=== Records for this task ===
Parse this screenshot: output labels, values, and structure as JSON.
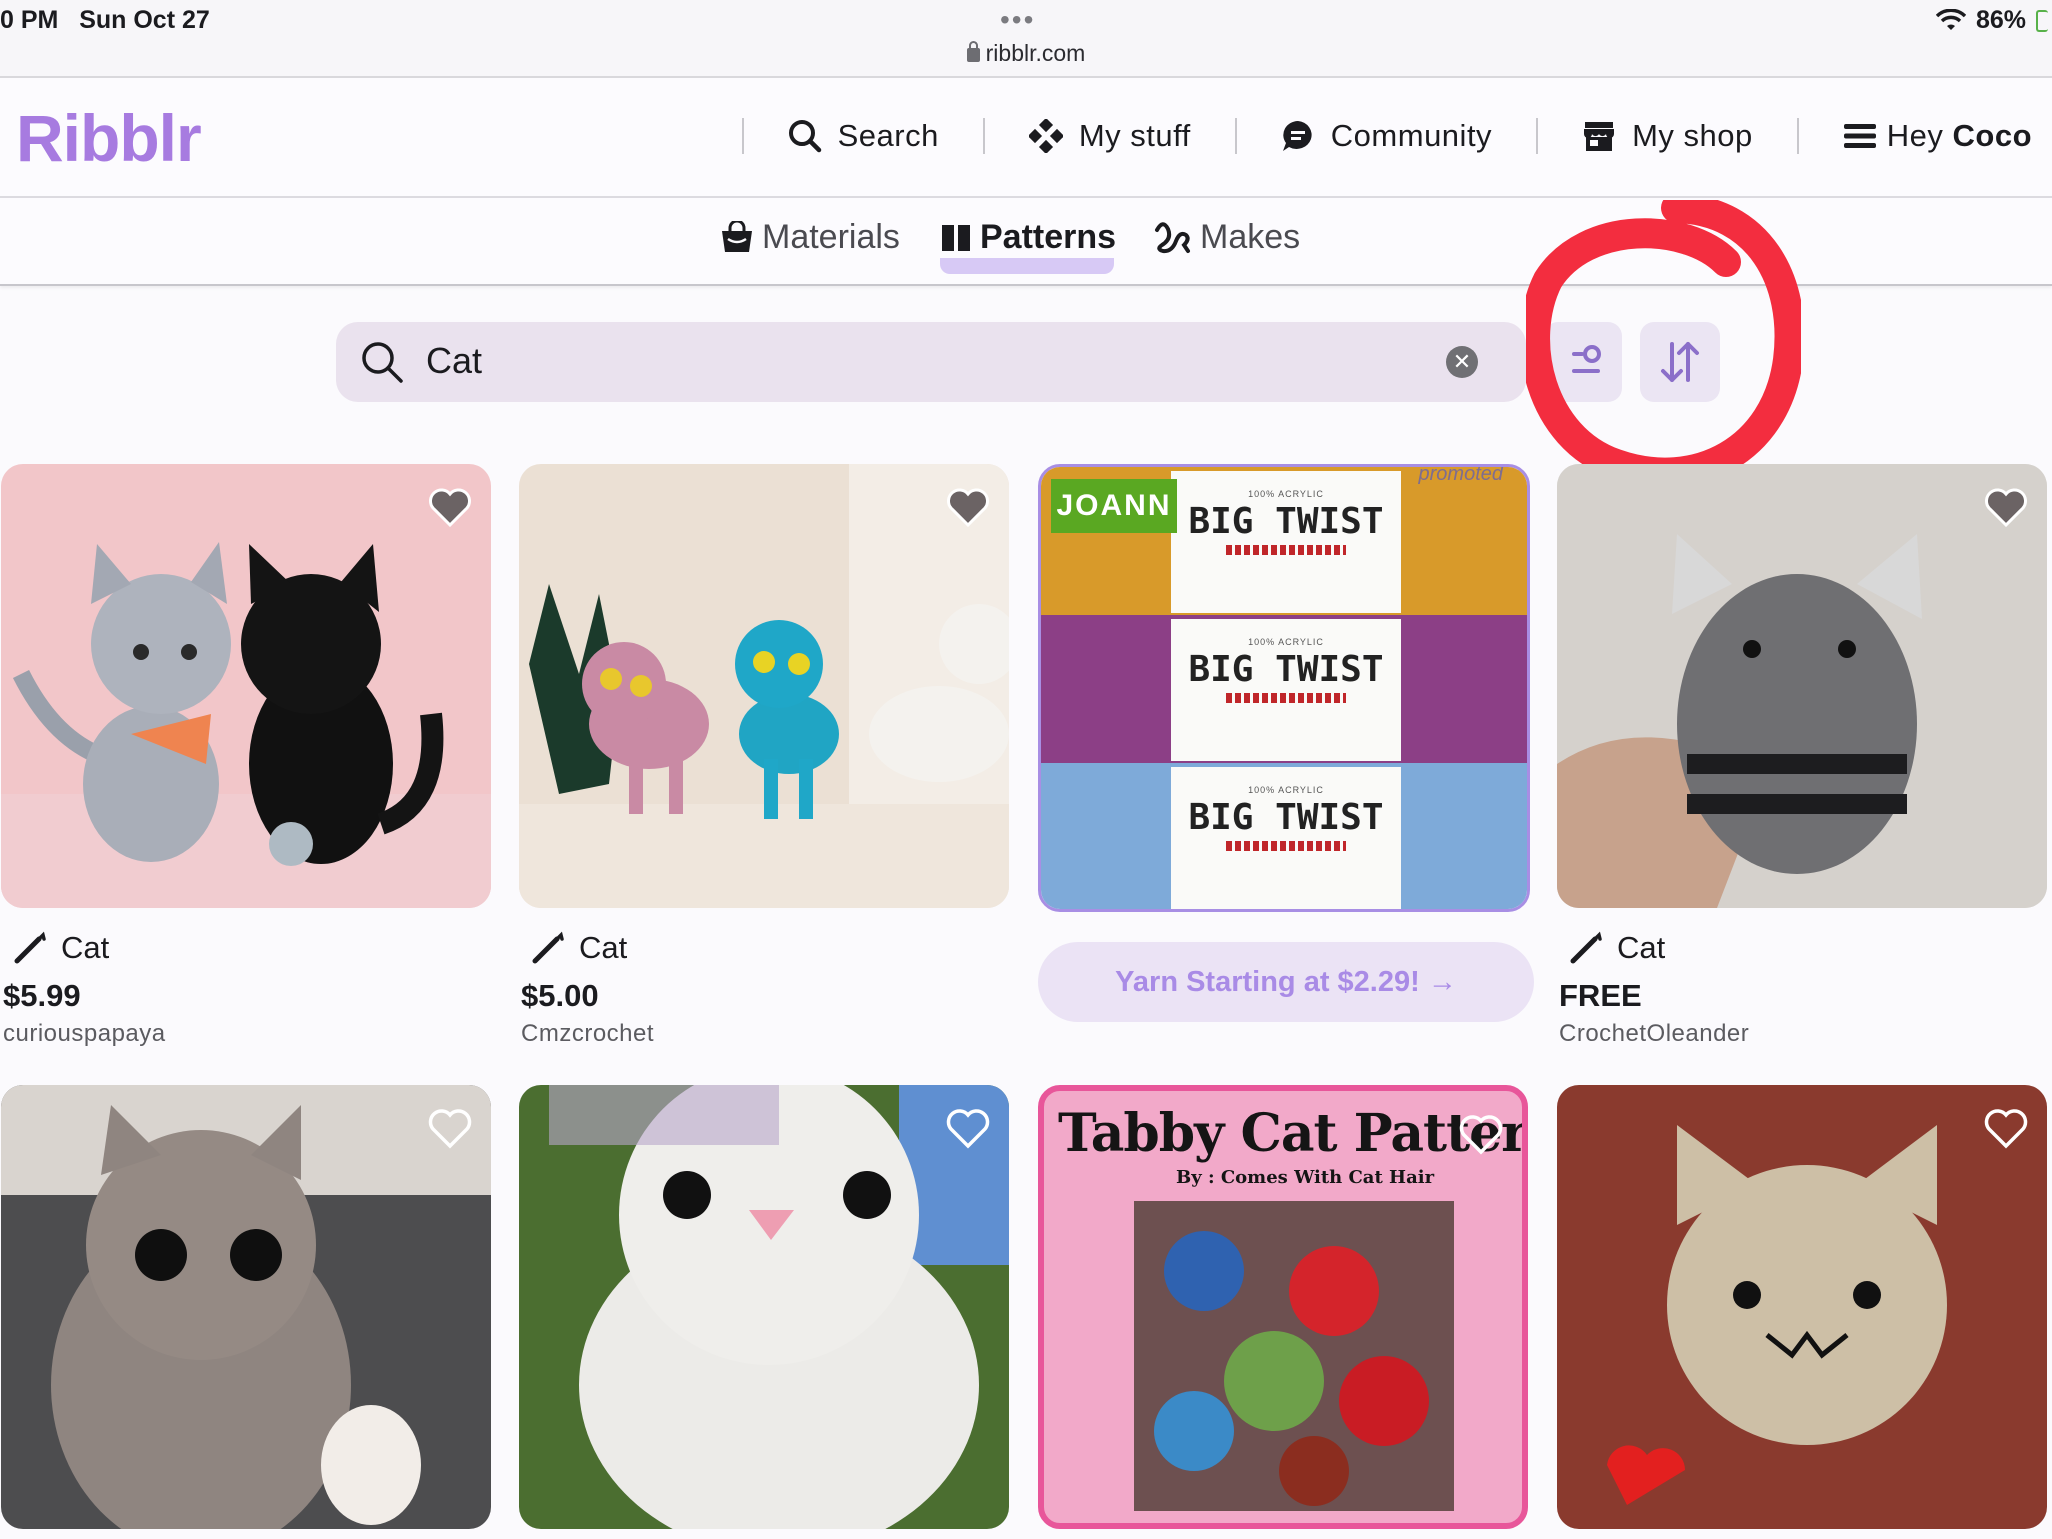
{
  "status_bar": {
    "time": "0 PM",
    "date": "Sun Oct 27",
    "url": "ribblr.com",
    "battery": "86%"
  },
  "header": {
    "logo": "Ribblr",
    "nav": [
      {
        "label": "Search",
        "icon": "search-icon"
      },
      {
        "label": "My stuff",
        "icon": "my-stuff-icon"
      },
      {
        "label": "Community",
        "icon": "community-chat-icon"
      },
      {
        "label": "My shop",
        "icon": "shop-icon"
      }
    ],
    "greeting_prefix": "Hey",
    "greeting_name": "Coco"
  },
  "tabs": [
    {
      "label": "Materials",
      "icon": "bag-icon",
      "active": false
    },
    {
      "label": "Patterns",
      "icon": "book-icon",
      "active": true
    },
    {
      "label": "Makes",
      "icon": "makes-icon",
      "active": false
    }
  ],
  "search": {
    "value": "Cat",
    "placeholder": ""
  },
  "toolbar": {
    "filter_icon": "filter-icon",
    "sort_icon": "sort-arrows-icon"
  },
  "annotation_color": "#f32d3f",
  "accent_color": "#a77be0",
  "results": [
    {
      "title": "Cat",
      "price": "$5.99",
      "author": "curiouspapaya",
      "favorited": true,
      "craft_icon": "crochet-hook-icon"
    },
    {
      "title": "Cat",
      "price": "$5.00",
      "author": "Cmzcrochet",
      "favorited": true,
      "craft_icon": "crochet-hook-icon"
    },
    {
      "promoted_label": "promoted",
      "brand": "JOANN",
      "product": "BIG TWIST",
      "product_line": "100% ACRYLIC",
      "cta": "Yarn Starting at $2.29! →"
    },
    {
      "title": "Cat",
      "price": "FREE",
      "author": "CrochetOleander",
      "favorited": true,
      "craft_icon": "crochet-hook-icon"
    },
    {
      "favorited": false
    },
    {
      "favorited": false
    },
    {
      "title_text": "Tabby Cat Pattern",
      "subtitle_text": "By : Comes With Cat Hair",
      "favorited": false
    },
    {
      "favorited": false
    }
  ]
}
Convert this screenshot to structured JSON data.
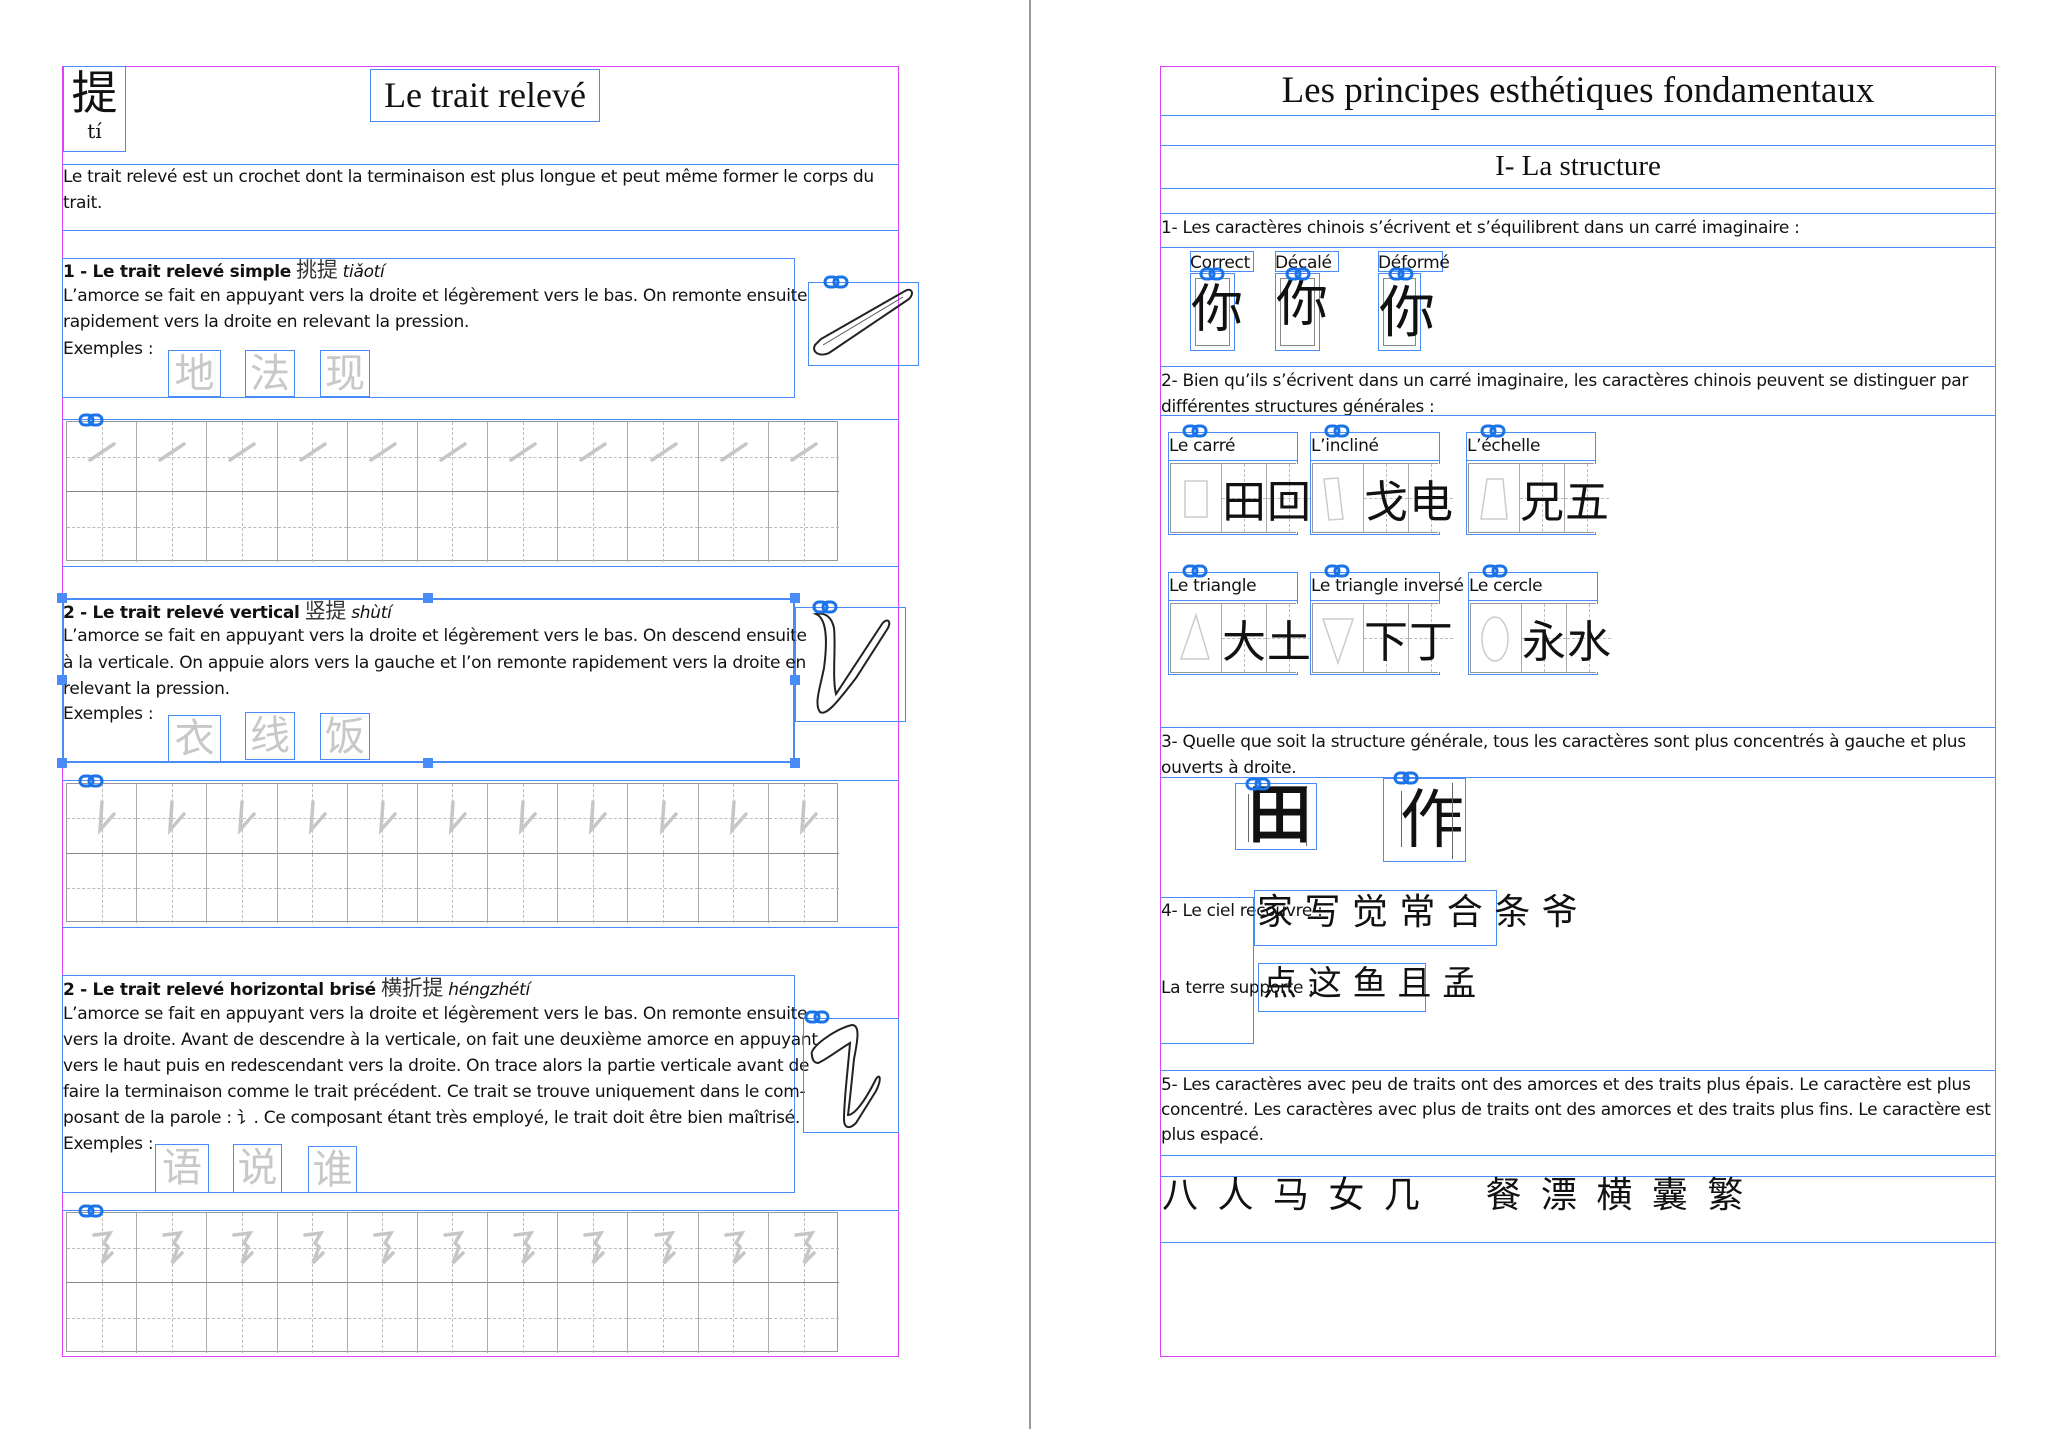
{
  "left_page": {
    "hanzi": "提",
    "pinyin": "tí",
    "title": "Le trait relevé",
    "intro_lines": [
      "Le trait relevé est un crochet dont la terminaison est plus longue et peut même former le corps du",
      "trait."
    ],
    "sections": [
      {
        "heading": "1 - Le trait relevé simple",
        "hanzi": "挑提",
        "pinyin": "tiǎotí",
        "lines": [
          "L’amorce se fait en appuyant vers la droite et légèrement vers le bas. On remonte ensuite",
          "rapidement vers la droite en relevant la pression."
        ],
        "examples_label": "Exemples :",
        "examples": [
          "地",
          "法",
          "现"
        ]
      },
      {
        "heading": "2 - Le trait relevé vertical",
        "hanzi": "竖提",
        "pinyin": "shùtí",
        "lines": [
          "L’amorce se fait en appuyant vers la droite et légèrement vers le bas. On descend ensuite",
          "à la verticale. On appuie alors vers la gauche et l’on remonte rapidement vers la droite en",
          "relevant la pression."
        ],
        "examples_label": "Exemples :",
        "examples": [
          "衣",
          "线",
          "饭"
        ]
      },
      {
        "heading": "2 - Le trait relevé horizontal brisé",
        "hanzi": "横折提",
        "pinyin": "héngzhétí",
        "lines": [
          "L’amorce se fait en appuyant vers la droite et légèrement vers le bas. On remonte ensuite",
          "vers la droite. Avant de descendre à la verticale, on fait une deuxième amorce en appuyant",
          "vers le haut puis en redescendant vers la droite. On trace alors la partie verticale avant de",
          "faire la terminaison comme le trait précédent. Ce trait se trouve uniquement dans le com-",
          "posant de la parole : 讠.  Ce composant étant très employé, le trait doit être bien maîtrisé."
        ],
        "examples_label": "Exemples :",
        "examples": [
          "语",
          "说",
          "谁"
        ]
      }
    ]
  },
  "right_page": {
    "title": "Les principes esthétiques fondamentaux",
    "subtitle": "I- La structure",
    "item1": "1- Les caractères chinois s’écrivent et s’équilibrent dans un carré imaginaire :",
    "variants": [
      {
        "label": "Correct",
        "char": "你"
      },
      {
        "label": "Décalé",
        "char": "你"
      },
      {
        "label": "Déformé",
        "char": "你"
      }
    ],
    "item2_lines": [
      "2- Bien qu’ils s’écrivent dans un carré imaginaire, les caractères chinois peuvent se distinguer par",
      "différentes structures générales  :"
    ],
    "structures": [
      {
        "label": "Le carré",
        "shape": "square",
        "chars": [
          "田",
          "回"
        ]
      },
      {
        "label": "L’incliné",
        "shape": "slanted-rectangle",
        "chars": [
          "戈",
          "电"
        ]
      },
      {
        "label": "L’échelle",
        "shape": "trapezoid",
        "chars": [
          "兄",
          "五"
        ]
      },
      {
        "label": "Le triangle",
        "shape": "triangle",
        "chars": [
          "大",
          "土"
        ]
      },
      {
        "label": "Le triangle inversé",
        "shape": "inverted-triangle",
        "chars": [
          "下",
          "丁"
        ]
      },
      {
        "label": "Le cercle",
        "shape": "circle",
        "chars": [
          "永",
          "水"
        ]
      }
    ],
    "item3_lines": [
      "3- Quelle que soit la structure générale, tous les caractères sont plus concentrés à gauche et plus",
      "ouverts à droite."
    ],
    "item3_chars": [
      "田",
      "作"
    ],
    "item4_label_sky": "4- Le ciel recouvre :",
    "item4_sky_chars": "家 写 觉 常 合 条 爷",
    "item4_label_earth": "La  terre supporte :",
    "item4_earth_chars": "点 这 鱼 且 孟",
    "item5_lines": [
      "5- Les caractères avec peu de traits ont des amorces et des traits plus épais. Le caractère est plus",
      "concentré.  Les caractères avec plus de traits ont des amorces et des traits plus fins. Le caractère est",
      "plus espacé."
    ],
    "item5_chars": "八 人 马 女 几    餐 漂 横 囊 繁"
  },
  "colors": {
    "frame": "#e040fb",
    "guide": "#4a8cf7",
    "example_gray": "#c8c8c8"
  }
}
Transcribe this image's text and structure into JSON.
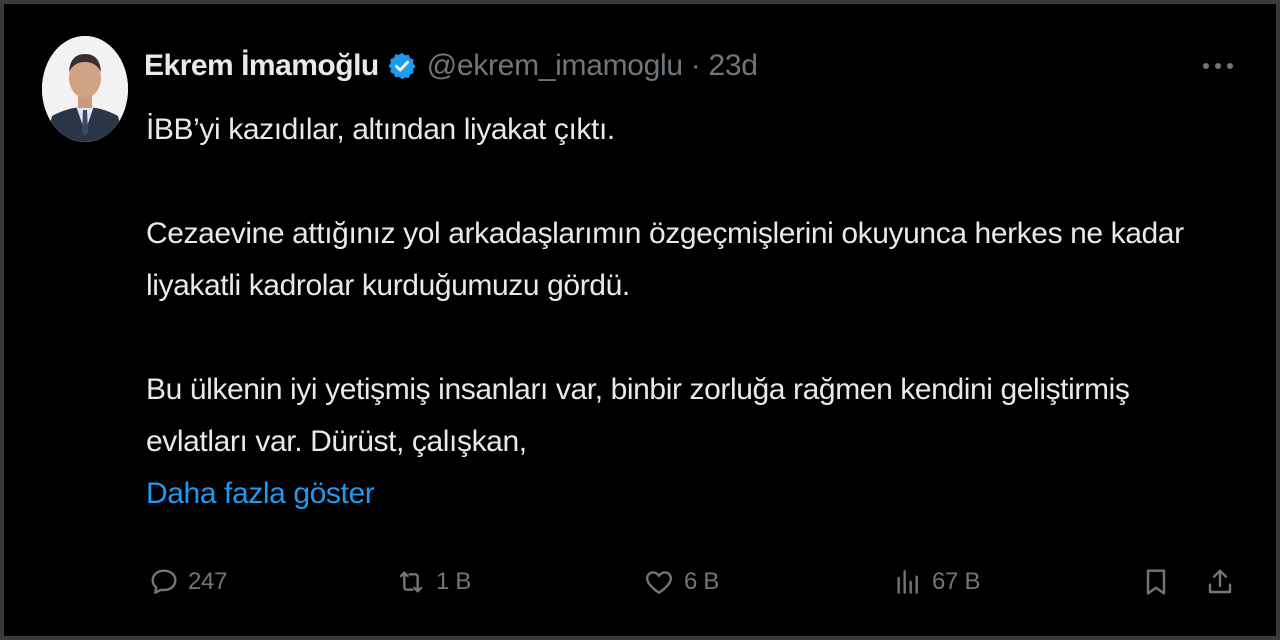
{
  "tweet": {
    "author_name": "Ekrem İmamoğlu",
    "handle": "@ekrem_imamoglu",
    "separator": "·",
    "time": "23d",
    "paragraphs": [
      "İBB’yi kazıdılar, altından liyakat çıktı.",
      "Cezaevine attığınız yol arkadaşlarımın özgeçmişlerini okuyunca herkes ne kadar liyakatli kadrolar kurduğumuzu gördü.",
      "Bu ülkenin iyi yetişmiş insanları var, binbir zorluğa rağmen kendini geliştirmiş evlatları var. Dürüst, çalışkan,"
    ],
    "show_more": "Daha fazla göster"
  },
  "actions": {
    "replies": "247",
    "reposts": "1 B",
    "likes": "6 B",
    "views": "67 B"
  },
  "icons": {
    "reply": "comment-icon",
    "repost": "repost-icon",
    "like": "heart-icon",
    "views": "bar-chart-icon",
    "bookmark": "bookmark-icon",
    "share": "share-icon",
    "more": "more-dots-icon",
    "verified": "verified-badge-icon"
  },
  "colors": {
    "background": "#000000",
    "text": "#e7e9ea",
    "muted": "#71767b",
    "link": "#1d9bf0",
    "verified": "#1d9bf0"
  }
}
===
Request. Restate word for word only the lines from the one with "Transcribe this image's" through the last line of the material, both included. Any picture should be left out.

Response for this exercise.
Transcribe this image's text and structure into JSON.
{
  "tweet": {
    "author_name": "Ekrem İmamoğlu",
    "handle": "@ekrem_imamoglu",
    "separator": "·",
    "time": "23d",
    "paragraphs": [
      "İBB’yi kazıdılar, altından liyakat çıktı.",
      "Cezaevine attığınız yol arkadaşlarımın özgeçmişlerini okuyunca herkes ne kadar liyakatli kadrolar kurduğumuzu gördü.",
      "Bu ülkenin iyi yetişmiş insanları var, binbir zorluğa rağmen kendini geliştirmiş evlatları var. Dürüst, çalışkan,"
    ],
    "show_more": "Daha fazla göster"
  },
  "actions": {
    "replies": "247",
    "reposts": "1 B",
    "likes": "6 B",
    "views": "67 B"
  },
  "icons": {
    "reply": "comment-icon",
    "repost": "repost-icon",
    "like": "heart-icon",
    "views": "bar-chart-icon",
    "bookmark": "bookmark-icon",
    "share": "share-icon",
    "more": "more-dots-icon",
    "verified": "verified-badge-icon"
  },
  "colors": {
    "background": "#000000",
    "text": "#e7e9ea",
    "muted": "#71767b",
    "link": "#1d9bf0",
    "verified": "#1d9bf0"
  }
}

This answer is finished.